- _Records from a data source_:
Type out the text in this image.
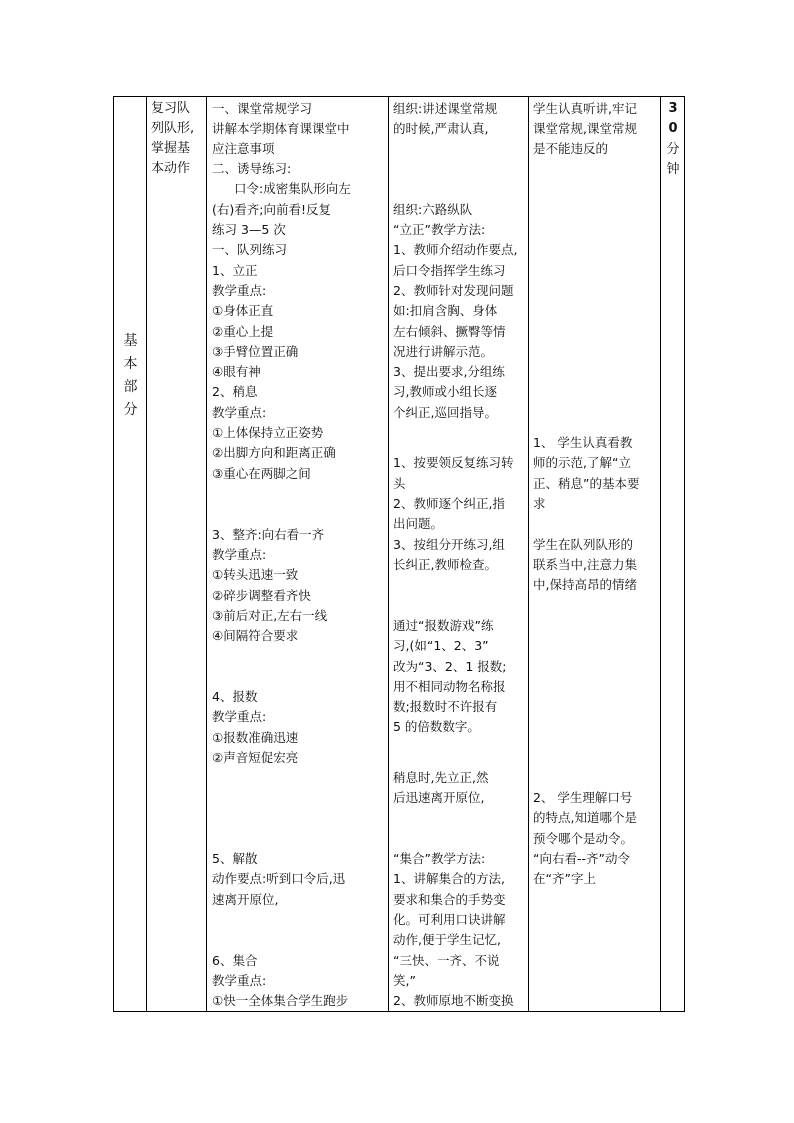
基
本
部
分
复习队
列队形,
掌握基
本动作
一、课堂常规学习
讲解本学期体育课课堂中
应注意事项
二、诱导练习:
口令:成密集队形向左
(右)看齐;向前看!反复
练习 3—5 次
一、队列练习
1、立正
教学重点:
①身体正直
②重心上提
③手臂位置正确
④眼有神
2、稍息
教学重点:
①上体保持立正姿势
②出脚方向和距离正确
③重心在两脚之间
3、整齐:向右看一齐
教学重点:
①转头迅速一致
②碎步调整看齐快
③前后对正,左右一线
④间隔符合要求
4、报数
教学重点:
①报数准确迅速
②声音短促宏亮
5、解散
动作要点:听到口令后,迅
速离开原位,
6、集合
教学重点:
①快一全体集合学生跑步
组织:讲述课堂常规
的时候,严肃认真,
组织:六路纵队
“立正”教学方法:
1、教师介绍动作要点,
后口令指挥学生练习
2、教师针对发现问题
如:扣肩含胸、身体
左右倾斜、撅臀等情
况进行讲解示范。
3、提出要求,分组练
习,教师或小组长逐
个纠正,巡回指导。
1、按要领反复练习转
头
2、教师逐个纠正,指
出问题。
3、按组分开练习,组
长纠正,教师检查。
通过“报数游戏”练
习,(如“1、2、3”
改为“3、2、1 报数;
用不相同动物名称报
数;报数时不许报有
5 的倍数数字。
稍息时,先立正,然
后迅速离开原位,
“集合”教学方法:
1、讲解集合的方法,
要求和集合的手势变
化。可利用口诀讲解
动作,便于学生记忆,
“三快、一齐、不说
笑,”
2、教师原地不断变换
学生认真听讲,牢记
课堂常规,课堂常规
是不能违反的
1、 学生认真看教
师的示范,了解“立
正、稍息”的基本要
求
学生在队列队形的
联系当中,注意力集
中,保持高昂的情绪
2、 学生理解口号
的特点,知道哪个是
预令哪个是动令。
“向右看--齐”动令
在“齐”字上
3
0
分
钟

- _What this task involves_:
Leave out all pictures, then copy the remaining material exactly.

- _Completed task_:
Type out the text in this image.
基
本
部
分
复习队
列队形,
掌握基
本动作
一、课堂常规学习
讲解本学期体育课课堂中
应注意事项
二、诱导练习:
口令:成密集队形向左
(右)看齐;向前看!反复
练习 3—5 次
一、队列练习
1、立正
教学重点:
①身体正直
②重心上提
③手臂位置正确
④眼有神
2、稍息
教学重点:
①上体保持立正姿势
②出脚方向和距离正确
③重心在两脚之间
3、整齐:向右看一齐
教学重点:
①转头迅速一致
②碎步调整看齐快
③前后对正,左右一线
④间隔符合要求
4、报数
教学重点:
①报数准确迅速
②声音短促宏亮
5、解散
动作要点:听到口令后,迅
速离开原位,
6、集合
教学重点:
①快一全体集合学生跑步
组织:讲述课堂常规
的时候,严肃认真,
组织:六路纵队
“立正”教学方法:
1、教师介绍动作要点,
后口令指挥学生练习
2、教师针对发现问题
如:扣肩含胸、身体
左右倾斜、撅臀等情
况进行讲解示范。
3、提出要求,分组练
习,教师或小组长逐
个纠正,巡回指导。
1、按要领反复练习转
头
2、教师逐个纠正,指
出问题。
3、按组分开练习,组
长纠正,教师检查。
通过“报数游戏”练
习,(如“1、2、3”
改为“3、2、1 报数;
用不相同动物名称报
数;报数时不许报有
5 的倍数数字。
稍息时,先立正,然
后迅速离开原位,
“集合”教学方法:
1、讲解集合的方法,
要求和集合的手势变
化。可利用口诀讲解
动作,便于学生记忆,
“三快、一齐、不说
笑,”
2、教师原地不断变换
学生认真听讲,牢记
课堂常规,课堂常规
是不能违反的
1、 学生认真看教
师的示范,了解“立
正、稍息”的基本要
求
学生在队列队形的
联系当中,注意力集
中,保持高昂的情绪
2、 学生理解口号
的特点,知道哪个是
预令哪个是动令。
“向右看--齐”动令
在“齐”字上
3
0
分
钟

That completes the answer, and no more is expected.